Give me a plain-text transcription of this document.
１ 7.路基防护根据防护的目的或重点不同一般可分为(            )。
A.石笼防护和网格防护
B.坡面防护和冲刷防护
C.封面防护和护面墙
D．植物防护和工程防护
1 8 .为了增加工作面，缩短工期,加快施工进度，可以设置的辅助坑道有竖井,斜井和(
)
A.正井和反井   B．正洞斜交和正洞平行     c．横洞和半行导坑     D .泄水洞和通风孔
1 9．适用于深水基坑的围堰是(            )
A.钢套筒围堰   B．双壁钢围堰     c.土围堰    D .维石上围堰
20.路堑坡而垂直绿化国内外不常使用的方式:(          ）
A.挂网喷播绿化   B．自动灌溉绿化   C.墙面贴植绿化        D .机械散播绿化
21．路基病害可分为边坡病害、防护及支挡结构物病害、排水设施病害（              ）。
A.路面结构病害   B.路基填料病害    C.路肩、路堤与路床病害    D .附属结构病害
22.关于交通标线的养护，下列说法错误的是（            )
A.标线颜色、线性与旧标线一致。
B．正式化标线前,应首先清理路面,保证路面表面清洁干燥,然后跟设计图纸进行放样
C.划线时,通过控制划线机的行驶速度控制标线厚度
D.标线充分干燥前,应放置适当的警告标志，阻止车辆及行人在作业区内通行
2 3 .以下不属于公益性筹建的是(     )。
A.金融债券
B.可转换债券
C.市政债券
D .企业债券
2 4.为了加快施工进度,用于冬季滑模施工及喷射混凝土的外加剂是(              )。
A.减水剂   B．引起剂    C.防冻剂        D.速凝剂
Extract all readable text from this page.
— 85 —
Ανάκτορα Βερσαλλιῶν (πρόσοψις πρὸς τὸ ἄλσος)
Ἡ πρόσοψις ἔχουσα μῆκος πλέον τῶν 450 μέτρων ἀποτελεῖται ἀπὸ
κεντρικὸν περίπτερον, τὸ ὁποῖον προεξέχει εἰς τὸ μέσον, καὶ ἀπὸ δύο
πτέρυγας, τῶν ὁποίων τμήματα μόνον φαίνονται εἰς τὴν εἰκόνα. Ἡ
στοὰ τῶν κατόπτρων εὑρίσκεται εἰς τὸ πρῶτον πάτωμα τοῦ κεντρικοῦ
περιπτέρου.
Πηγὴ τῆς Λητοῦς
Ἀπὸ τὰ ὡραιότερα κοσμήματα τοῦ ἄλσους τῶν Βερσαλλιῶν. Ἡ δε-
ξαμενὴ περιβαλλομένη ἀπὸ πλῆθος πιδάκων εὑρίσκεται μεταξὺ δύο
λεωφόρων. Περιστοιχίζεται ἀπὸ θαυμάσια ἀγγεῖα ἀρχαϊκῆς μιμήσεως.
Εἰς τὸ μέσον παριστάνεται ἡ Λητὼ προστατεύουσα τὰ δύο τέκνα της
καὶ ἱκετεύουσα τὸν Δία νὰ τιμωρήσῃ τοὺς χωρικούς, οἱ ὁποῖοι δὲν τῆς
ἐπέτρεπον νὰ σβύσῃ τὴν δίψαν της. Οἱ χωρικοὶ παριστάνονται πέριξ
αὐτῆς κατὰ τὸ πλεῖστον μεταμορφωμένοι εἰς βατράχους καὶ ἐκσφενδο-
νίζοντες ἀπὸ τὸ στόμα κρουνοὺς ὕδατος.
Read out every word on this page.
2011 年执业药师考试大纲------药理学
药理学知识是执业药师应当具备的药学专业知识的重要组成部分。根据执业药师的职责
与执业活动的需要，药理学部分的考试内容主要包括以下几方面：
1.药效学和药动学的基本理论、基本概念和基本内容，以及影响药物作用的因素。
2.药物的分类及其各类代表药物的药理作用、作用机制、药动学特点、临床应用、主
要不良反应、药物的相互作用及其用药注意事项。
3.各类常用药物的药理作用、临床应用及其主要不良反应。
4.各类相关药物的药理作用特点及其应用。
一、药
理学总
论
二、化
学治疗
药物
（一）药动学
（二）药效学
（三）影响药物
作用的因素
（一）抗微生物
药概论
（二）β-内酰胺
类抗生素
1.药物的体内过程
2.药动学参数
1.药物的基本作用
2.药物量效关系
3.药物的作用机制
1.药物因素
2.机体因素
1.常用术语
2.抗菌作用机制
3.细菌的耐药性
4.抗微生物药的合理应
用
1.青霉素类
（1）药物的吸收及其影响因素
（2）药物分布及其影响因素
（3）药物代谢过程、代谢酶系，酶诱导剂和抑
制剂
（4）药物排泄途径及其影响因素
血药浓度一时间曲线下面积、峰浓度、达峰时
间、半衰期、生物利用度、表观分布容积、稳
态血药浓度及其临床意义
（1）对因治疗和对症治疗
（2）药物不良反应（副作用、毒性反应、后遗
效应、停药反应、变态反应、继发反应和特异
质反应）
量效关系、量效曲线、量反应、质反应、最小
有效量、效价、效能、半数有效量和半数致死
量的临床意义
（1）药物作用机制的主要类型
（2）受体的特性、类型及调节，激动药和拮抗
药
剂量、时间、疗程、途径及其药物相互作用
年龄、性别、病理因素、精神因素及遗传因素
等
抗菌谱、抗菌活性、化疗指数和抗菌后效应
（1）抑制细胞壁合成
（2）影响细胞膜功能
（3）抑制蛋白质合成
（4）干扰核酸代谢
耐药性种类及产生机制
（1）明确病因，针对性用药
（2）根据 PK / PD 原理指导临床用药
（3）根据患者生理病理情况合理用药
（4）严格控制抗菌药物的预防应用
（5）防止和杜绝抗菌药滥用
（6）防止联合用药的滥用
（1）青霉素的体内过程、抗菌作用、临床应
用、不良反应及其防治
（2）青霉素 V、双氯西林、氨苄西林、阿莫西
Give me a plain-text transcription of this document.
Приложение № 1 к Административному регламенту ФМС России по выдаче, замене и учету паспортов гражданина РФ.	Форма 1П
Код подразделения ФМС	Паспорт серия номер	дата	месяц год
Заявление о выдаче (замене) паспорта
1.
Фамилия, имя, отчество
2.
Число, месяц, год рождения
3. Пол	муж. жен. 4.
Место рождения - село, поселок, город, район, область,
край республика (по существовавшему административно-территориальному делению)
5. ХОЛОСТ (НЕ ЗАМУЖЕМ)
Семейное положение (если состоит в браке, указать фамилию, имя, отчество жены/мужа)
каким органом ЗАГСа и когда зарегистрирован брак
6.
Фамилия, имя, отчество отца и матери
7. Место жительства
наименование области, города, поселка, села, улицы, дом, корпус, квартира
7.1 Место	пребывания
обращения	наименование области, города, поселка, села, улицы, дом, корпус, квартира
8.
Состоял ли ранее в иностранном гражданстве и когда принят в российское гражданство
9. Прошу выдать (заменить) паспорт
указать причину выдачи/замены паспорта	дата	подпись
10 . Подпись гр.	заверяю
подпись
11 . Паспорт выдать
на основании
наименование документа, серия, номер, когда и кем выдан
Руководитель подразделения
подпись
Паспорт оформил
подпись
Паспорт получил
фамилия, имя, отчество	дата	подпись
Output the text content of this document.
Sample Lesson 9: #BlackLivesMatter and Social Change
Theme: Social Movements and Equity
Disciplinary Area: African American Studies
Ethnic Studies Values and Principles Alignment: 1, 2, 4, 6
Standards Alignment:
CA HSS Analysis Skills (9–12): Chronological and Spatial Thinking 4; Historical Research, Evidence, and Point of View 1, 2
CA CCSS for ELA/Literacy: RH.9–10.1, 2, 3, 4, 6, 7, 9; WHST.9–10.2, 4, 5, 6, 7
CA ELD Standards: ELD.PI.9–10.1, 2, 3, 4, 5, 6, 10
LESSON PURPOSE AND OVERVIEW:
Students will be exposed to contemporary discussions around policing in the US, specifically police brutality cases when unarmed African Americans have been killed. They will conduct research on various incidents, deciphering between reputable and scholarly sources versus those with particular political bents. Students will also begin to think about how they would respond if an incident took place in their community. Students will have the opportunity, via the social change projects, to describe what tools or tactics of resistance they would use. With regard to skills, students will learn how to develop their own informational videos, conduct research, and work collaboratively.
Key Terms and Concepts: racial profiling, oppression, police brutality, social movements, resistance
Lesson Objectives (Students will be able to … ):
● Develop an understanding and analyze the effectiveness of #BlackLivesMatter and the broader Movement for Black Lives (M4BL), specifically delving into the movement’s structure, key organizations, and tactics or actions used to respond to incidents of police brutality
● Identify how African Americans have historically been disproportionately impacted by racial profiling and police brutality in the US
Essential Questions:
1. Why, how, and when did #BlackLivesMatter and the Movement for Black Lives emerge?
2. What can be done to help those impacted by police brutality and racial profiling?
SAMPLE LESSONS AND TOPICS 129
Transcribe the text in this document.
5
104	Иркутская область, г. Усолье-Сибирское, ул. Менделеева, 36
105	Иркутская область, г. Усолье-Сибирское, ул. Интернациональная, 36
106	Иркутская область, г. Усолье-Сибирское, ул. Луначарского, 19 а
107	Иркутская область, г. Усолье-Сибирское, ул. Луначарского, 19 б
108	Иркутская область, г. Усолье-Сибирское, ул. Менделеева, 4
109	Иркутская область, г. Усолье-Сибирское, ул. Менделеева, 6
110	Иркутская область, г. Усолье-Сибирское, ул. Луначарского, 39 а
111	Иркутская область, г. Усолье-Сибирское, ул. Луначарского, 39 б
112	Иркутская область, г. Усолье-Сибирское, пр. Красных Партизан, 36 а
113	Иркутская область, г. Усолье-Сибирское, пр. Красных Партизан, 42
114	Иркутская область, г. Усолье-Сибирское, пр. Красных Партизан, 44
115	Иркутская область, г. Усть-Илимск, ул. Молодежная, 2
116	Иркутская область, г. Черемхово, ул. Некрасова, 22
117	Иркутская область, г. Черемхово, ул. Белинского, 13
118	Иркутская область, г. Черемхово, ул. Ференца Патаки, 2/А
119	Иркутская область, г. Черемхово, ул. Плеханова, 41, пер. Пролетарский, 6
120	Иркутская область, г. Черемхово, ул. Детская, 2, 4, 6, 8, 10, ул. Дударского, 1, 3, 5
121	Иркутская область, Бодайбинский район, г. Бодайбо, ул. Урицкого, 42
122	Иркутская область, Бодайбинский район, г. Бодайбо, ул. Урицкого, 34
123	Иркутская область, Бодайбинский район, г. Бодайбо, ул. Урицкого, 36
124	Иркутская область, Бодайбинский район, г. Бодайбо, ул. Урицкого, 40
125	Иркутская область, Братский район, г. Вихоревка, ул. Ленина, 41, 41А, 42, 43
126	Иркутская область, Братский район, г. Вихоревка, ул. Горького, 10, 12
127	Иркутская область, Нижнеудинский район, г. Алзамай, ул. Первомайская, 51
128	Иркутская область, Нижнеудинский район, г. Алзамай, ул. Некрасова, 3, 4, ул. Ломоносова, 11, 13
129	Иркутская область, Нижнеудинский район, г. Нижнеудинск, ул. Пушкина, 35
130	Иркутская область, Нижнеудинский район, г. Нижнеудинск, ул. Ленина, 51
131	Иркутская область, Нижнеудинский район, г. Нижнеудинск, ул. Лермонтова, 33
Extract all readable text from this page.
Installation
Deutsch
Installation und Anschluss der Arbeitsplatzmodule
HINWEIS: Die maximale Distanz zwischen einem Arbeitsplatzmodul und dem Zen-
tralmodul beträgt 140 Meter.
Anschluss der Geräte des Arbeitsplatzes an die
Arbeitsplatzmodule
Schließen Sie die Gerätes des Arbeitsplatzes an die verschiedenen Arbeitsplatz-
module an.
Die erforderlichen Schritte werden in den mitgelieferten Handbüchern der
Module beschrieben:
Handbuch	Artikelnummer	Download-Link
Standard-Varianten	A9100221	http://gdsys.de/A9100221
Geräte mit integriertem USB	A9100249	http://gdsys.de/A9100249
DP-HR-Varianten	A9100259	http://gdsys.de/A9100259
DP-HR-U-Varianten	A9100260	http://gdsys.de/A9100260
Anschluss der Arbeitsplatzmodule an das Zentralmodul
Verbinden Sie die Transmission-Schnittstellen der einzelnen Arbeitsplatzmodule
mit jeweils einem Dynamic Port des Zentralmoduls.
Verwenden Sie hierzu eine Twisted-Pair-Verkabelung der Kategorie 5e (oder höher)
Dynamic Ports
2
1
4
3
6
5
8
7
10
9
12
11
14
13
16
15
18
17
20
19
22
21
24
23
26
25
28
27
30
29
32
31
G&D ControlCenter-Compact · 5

☆ ☆ ☆ ☆

=== TASK TO CARRY OUT ===
Identify every line holding the word "корпус" and copy it out.

=== ANSWER TO THIS TASK ===
наименование области, города, поселка, села, улицы, дом, корпус, квартира
обращения	наименование области, города, поселка, села, улицы, дом, корпус, квартира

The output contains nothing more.